What is asked.
Pick out each line containing the string "ganzen".

↓↓↓

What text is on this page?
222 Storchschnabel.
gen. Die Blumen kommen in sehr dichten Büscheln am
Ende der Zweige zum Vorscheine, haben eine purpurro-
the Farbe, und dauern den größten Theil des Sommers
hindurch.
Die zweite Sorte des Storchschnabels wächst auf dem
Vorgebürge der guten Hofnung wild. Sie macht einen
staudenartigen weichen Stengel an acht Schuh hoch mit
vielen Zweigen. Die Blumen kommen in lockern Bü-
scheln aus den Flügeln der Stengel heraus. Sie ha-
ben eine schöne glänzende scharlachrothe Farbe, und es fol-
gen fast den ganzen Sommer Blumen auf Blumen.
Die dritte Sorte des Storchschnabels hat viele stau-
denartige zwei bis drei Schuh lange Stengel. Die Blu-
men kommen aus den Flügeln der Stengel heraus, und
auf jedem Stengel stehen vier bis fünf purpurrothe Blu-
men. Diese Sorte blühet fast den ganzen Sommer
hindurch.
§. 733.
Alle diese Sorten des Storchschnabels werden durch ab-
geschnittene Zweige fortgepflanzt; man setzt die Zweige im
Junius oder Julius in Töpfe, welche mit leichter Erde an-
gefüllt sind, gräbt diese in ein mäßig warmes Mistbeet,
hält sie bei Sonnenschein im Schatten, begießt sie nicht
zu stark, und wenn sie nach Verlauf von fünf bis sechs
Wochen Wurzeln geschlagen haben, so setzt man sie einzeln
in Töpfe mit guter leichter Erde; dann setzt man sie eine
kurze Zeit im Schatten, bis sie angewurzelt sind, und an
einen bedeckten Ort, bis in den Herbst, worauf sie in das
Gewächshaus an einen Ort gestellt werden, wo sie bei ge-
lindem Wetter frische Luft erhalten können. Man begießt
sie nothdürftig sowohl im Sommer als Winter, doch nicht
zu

↑↑↑

Finished task.
gen fast den ganzen Sommer Blumen auf Blumen.
men. Diese Sorte blühet fast den ganzen Sommer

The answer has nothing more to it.